● **Short problem**
Say how many lines of the listing below contain "this", giving the number and nothing else.

***** Supplied records

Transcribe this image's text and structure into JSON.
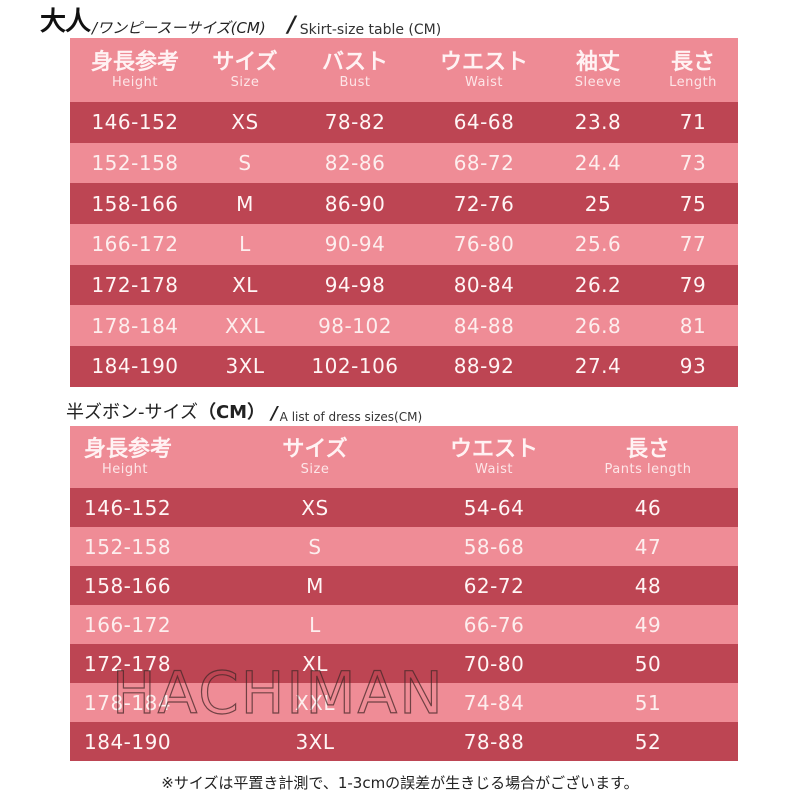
{
  "section1": {
    "title_big": "大人",
    "title_jp": "/ワンピースーサイズ(CM)",
    "title_slash": "/",
    "title_en": "Skirt-size table (CM)",
    "headers": [
      {
        "jp": "身長参考",
        "en": "Height"
      },
      {
        "jp": "サイズ",
        "en": "Size"
      },
      {
        "jp": "バスト",
        "en": "Bust"
      },
      {
        "jp": "ウエスト",
        "en": "Waist"
      },
      {
        "jp": "袖丈",
        "en": "Sleeve"
      },
      {
        "jp": "長さ",
        "en": "Length"
      }
    ],
    "rows": [
      [
        "146-152",
        "XS",
        "78-82",
        "64-68",
        "23.8",
        "71"
      ],
      [
        "152-158",
        "S",
        "82-86",
        "68-72",
        "24.4",
        "73"
      ],
      [
        "158-166",
        "M",
        "86-90",
        "72-76",
        "25",
        "75"
      ],
      [
        "166-172",
        "L",
        "90-94",
        "76-80",
        "25.6",
        "77"
      ],
      [
        "172-178",
        "XL",
        "94-98",
        "80-84",
        "26.2",
        "79"
      ],
      [
        "178-184",
        "XXL",
        "98-102",
        "84-88",
        "26.8",
        "81"
      ],
      [
        "184-190",
        "3XL",
        "102-106",
        "88-92",
        "27.4",
        "93"
      ]
    ]
  },
  "section2": {
    "title_jp": "半ズボン-サイズ",
    "title_cm": "（CM）",
    "title_slash": "/",
    "title_en": "A list of dress sizes(CM)",
    "headers": [
      {
        "jp": "身長参考",
        "en": "Height"
      },
      {
        "jp": "サイズ",
        "en": "Size"
      },
      {
        "jp": "ウエスト",
        "en": "Waist"
      },
      {
        "jp": "長さ",
        "en": "Pants length"
      }
    ],
    "rows": [
      [
        "146-152",
        "XS",
        "54-64",
        "46"
      ],
      [
        "152-158",
        "S",
        "58-68",
        "47"
      ],
      [
        "158-166",
        "M",
        "62-72",
        "48"
      ],
      [
        "166-172",
        "L",
        "66-76",
        "49"
      ],
      [
        "172-178",
        "XL",
        "70-80",
        "50"
      ],
      [
        "178-184",
        "XXL",
        "74-84",
        "51"
      ],
      [
        "184-190",
        "3XL",
        "78-88",
        "52"
      ]
    ]
  },
  "watermark": "HACHIMAN",
  "footnote": "※サイズは平置き計測で、1-3cmの誤差が生きじる場合がございます。",
  "colors": {
    "header": "#ee8b95",
    "row_dark": "#bd4553",
    "row_light": "#ef8c96",
    "text_on_table": "#ffffff"
  }
}
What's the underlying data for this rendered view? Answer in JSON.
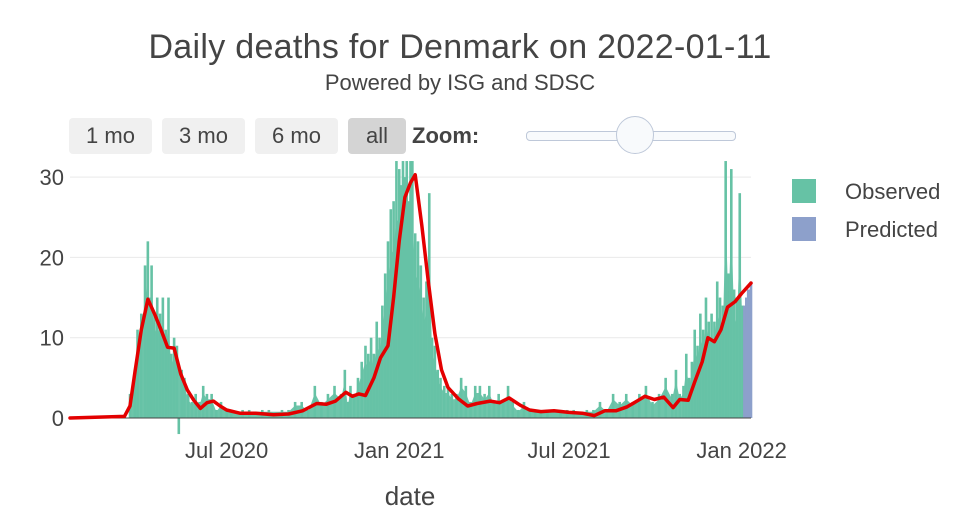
{
  "header": {
    "title": "Daily deaths for Denmark on 2022-01-11",
    "subtitle": "Powered by ISG and SDSC"
  },
  "controls": {
    "range_buttons": [
      "1 mo",
      "3 mo",
      "6 mo",
      "all"
    ],
    "active_button": "all",
    "zoom_label": "Zoom:"
  },
  "colors": {
    "observed": "#66c2a5",
    "predicted": "#8da0cb",
    "trend": "#e30000",
    "grid": "#e9e9e9",
    "button_bg": "#f0f0f0",
    "button_active_bg": "#d4d4d4"
  },
  "chart_data": {
    "type": "bar",
    "title": "Daily deaths for Denmark on 2022-01-11",
    "subtitle": "Powered by ISG and SDSC",
    "xlabel": "date",
    "ylabel": "",
    "x_ticks": [
      "Jul 2020",
      "Jan 2021",
      "Jul 2021",
      "Jan 2022"
    ],
    "y_ticks": [
      0,
      10,
      20,
      30
    ],
    "ylim": [
      -2,
      32
    ],
    "xlim": [
      "2020-01-16",
      "2022-01-11"
    ],
    "legend": {
      "position": "right",
      "entries": [
        "Observed",
        "Predicted"
      ]
    },
    "grid": "horizontal",
    "series": [
      {
        "name": "Observed",
        "kind": "bar",
        "points": [
          [
            "2020-03-20",
            3
          ],
          [
            "2020-03-25",
            6
          ],
          [
            "2020-03-28",
            11
          ],
          [
            "2020-04-01",
            13
          ],
          [
            "2020-04-05",
            19
          ],
          [
            "2020-04-08",
            22
          ],
          [
            "2020-04-10",
            15
          ],
          [
            "2020-04-12",
            19
          ],
          [
            "2020-04-15",
            13
          ],
          [
            "2020-04-18",
            15
          ],
          [
            "2020-04-21",
            13
          ],
          [
            "2020-04-24",
            15
          ],
          [
            "2020-04-27",
            11
          ],
          [
            "2020-04-30",
            15
          ],
          [
            "2020-05-03",
            8
          ],
          [
            "2020-05-06",
            10
          ],
          [
            "2020-05-09",
            9
          ],
          [
            "2020-05-11",
            -2
          ],
          [
            "2020-05-14",
            6
          ],
          [
            "2020-05-17",
            5
          ],
          [
            "2020-05-21",
            3
          ],
          [
            "2020-05-25",
            2
          ],
          [
            "2020-05-29",
            3
          ],
          [
            "2020-06-02",
            2
          ],
          [
            "2020-06-06",
            4
          ],
          [
            "2020-06-10",
            3
          ],
          [
            "2020-06-15",
            3
          ],
          [
            "2020-06-20",
            1
          ],
          [
            "2020-06-25",
            2
          ],
          [
            "2020-07-01",
            1
          ],
          [
            "2020-07-06",
            1
          ],
          [
            "2020-07-12",
            0
          ],
          [
            "2020-07-18",
            1
          ],
          [
            "2020-07-25",
            1
          ],
          [
            "2020-08-01",
            0
          ],
          [
            "2020-08-08",
            1
          ],
          [
            "2020-08-15",
            1
          ],
          [
            "2020-08-22",
            0
          ],
          [
            "2020-08-29",
            1
          ],
          [
            "2020-09-05",
            1
          ],
          [
            "2020-09-12",
            2
          ],
          [
            "2020-09-19",
            2
          ],
          [
            "2020-09-26",
            1
          ],
          [
            "2020-10-03",
            4
          ],
          [
            "2020-10-10",
            2
          ],
          [
            "2020-10-17",
            3
          ],
          [
            "2020-10-24",
            4
          ],
          [
            "2020-10-31",
            3
          ],
          [
            "2020-11-04",
            6
          ],
          [
            "2020-11-07",
            2
          ],
          [
            "2020-11-10",
            4
          ],
          [
            "2020-11-14",
            3
          ],
          [
            "2020-11-18",
            5
          ],
          [
            "2020-11-22",
            7
          ],
          [
            "2020-11-26",
            9
          ],
          [
            "2020-11-29",
            8
          ],
          [
            "2020-12-02",
            10
          ],
          [
            "2020-12-05",
            8
          ],
          [
            "2020-12-08",
            12
          ],
          [
            "2020-12-11",
            10
          ],
          [
            "2020-12-14",
            14
          ],
          [
            "2020-12-17",
            18
          ],
          [
            "2020-12-20",
            22
          ],
          [
            "2020-12-23",
            26
          ],
          [
            "2020-12-26",
            27
          ],
          [
            "2020-12-29",
            32
          ],
          [
            "2021-01-01",
            31
          ],
          [
            "2021-01-03",
            29
          ],
          [
            "2021-01-05",
            32
          ],
          [
            "2021-01-07",
            30
          ],
          [
            "2021-01-09",
            32
          ],
          [
            "2021-01-11",
            27
          ],
          [
            "2021-01-13",
            32
          ],
          [
            "2021-01-15",
            32
          ],
          [
            "2021-01-18",
            23
          ],
          [
            "2021-01-21",
            22
          ],
          [
            "2021-01-24",
            19
          ],
          [
            "2021-01-27",
            15
          ],
          [
            "2021-01-30",
            17
          ],
          [
            "2021-02-02",
            28
          ],
          [
            "2021-02-05",
            10
          ],
          [
            "2021-02-08",
            9
          ],
          [
            "2021-02-11",
            6
          ],
          [
            "2021-02-14",
            5
          ],
          [
            "2021-02-18",
            4
          ],
          [
            "2021-02-22",
            4
          ],
          [
            "2021-02-26",
            3
          ],
          [
            "2021-03-03",
            3
          ],
          [
            "2021-03-08",
            5
          ],
          [
            "2021-03-13",
            4
          ],
          [
            "2021-03-18",
            2
          ],
          [
            "2021-03-23",
            4
          ],
          [
            "2021-03-28",
            4
          ],
          [
            "2021-04-02",
            3
          ],
          [
            "2021-04-07",
            4
          ],
          [
            "2021-04-12",
            2
          ],
          [
            "2021-04-17",
            3
          ],
          [
            "2021-04-22",
            2
          ],
          [
            "2021-04-27",
            4
          ],
          [
            "2021-05-02",
            2
          ],
          [
            "2021-05-08",
            1
          ],
          [
            "2021-05-14",
            2
          ],
          [
            "2021-05-20",
            1
          ],
          [
            "2021-05-26",
            1
          ],
          [
            "2021-06-01",
            1
          ],
          [
            "2021-06-08",
            1
          ],
          [
            "2021-06-15",
            0
          ],
          [
            "2021-06-22",
            1
          ],
          [
            "2021-06-29",
            1
          ],
          [
            "2021-07-06",
            1
          ],
          [
            "2021-07-13",
            0
          ],
          [
            "2021-07-20",
            1
          ],
          [
            "2021-07-27",
            1
          ],
          [
            "2021-08-03",
            2
          ],
          [
            "2021-08-10",
            1
          ],
          [
            "2021-08-17",
            3
          ],
          [
            "2021-08-24",
            2
          ],
          [
            "2021-08-31",
            3
          ],
          [
            "2021-09-07",
            2
          ],
          [
            "2021-09-14",
            3
          ],
          [
            "2021-09-21",
            4
          ],
          [
            "2021-09-28",
            2
          ],
          [
            "2021-10-05",
            3
          ],
          [
            "2021-10-12",
            5
          ],
          [
            "2021-10-19",
            3
          ],
          [
            "2021-10-23",
            6
          ],
          [
            "2021-10-27",
            3
          ],
          [
            "2021-10-31",
            4
          ],
          [
            "2021-11-03",
            8
          ],
          [
            "2021-11-06",
            5
          ],
          [
            "2021-11-09",
            7
          ],
          [
            "2021-11-12",
            11
          ],
          [
            "2021-11-15",
            9
          ],
          [
            "2021-11-18",
            13
          ],
          [
            "2021-11-21",
            11
          ],
          [
            "2021-11-24",
            15
          ],
          [
            "2021-11-27",
            12
          ],
          [
            "2021-11-30",
            13
          ],
          [
            "2021-12-03",
            12
          ],
          [
            "2021-12-06",
            17
          ],
          [
            "2021-12-09",
            15
          ],
          [
            "2021-12-12",
            14
          ],
          [
            "2021-12-15",
            32
          ],
          [
            "2021-12-18",
            18
          ],
          [
            "2021-12-21",
            31
          ],
          [
            "2021-12-24",
            16
          ],
          [
            "2021-12-27",
            15
          ],
          [
            "2021-12-30",
            28
          ],
          [
            "2022-01-02",
            14
          ]
        ]
      },
      {
        "name": "Predicted",
        "kind": "bar",
        "points": [
          [
            "2022-01-04",
            14
          ],
          [
            "2022-01-06",
            15
          ],
          [
            "2022-01-08",
            16
          ],
          [
            "2022-01-10",
            16
          ],
          [
            "2022-01-11",
            17
          ]
        ]
      },
      {
        "kind": "line",
        "points": [
          [
            "2020-01-16",
            0
          ],
          [
            "2020-03-14",
            0.2
          ],
          [
            "2020-03-20",
            1.5
          ],
          [
            "2020-03-25",
            5.5
          ],
          [
            "2020-04-01",
            11
          ],
          [
            "2020-04-08",
            14.8
          ],
          [
            "2020-04-15",
            13
          ],
          [
            "2020-04-22",
            11
          ],
          [
            "2020-04-29",
            8.8
          ],
          [
            "2020-05-06",
            8.7
          ],
          [
            "2020-05-13",
            5.5
          ],
          [
            "2020-05-20",
            3.5
          ],
          [
            "2020-05-27",
            2.2
          ],
          [
            "2020-06-03",
            1.2
          ],
          [
            "2020-06-10",
            1.9
          ],
          [
            "2020-06-17",
            2.1
          ],
          [
            "2020-06-24",
            1.5
          ],
          [
            "2020-07-01",
            1.0
          ],
          [
            "2020-07-15",
            0.6
          ],
          [
            "2020-08-01",
            0.6
          ],
          [
            "2020-08-20",
            0.4
          ],
          [
            "2020-09-05",
            0.5
          ],
          [
            "2020-09-20",
            0.9
          ],
          [
            "2020-10-05",
            1.8
          ],
          [
            "2020-10-15",
            1.7
          ],
          [
            "2020-10-25",
            2.1
          ],
          [
            "2020-11-05",
            3.2
          ],
          [
            "2020-11-12",
            2.7
          ],
          [
            "2020-11-19",
            3.0
          ],
          [
            "2020-11-26",
            2.8
          ],
          [
            "2020-12-05",
            5.0
          ],
          [
            "2020-12-12",
            7.5
          ],
          [
            "2020-12-20",
            9.0
          ],
          [
            "2020-12-26",
            15.0
          ],
          [
            "2021-01-01",
            22.0
          ],
          [
            "2021-01-07",
            27.5
          ],
          [
            "2021-01-13",
            29.3
          ],
          [
            "2021-01-18",
            30.3
          ],
          [
            "2021-01-25",
            24.0
          ],
          [
            "2021-02-01",
            17.0
          ],
          [
            "2021-02-08",
            10.5
          ],
          [
            "2021-02-15",
            6.0
          ],
          [
            "2021-02-22",
            3.8
          ],
          [
            "2021-03-05",
            2.4
          ],
          [
            "2021-03-15",
            1.5
          ],
          [
            "2021-03-25",
            1.8
          ],
          [
            "2021-04-08",
            2.1
          ],
          [
            "2021-04-18",
            1.9
          ],
          [
            "2021-04-28",
            2.5
          ],
          [
            "2021-05-10",
            1.6
          ],
          [
            "2021-05-20",
            1.0
          ],
          [
            "2021-06-01",
            0.8
          ],
          [
            "2021-06-15",
            0.9
          ],
          [
            "2021-07-01",
            0.7
          ],
          [
            "2021-07-15",
            0.6
          ],
          [
            "2021-07-28",
            0.3
          ],
          [
            "2021-08-08",
            0.9
          ],
          [
            "2021-08-20",
            0.9
          ],
          [
            "2021-09-01",
            1.4
          ],
          [
            "2021-09-10",
            2.0
          ],
          [
            "2021-09-20",
            2.7
          ],
          [
            "2021-09-30",
            2.3
          ],
          [
            "2021-10-10",
            2.6
          ],
          [
            "2021-10-20",
            1.3
          ],
          [
            "2021-10-27",
            2.3
          ],
          [
            "2021-11-05",
            2.2
          ],
          [
            "2021-11-12",
            4.5
          ],
          [
            "2021-11-20",
            7.0
          ],
          [
            "2021-11-26",
            10.0
          ],
          [
            "2021-12-03",
            9.5
          ],
          [
            "2021-12-10",
            11.0
          ],
          [
            "2021-12-17",
            13.8
          ],
          [
            "2021-12-25",
            14.5
          ],
          [
            "2022-01-01",
            15.5
          ],
          [
            "2022-01-11",
            16.8
          ]
        ]
      }
    ]
  }
}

**********

● **Full output**
2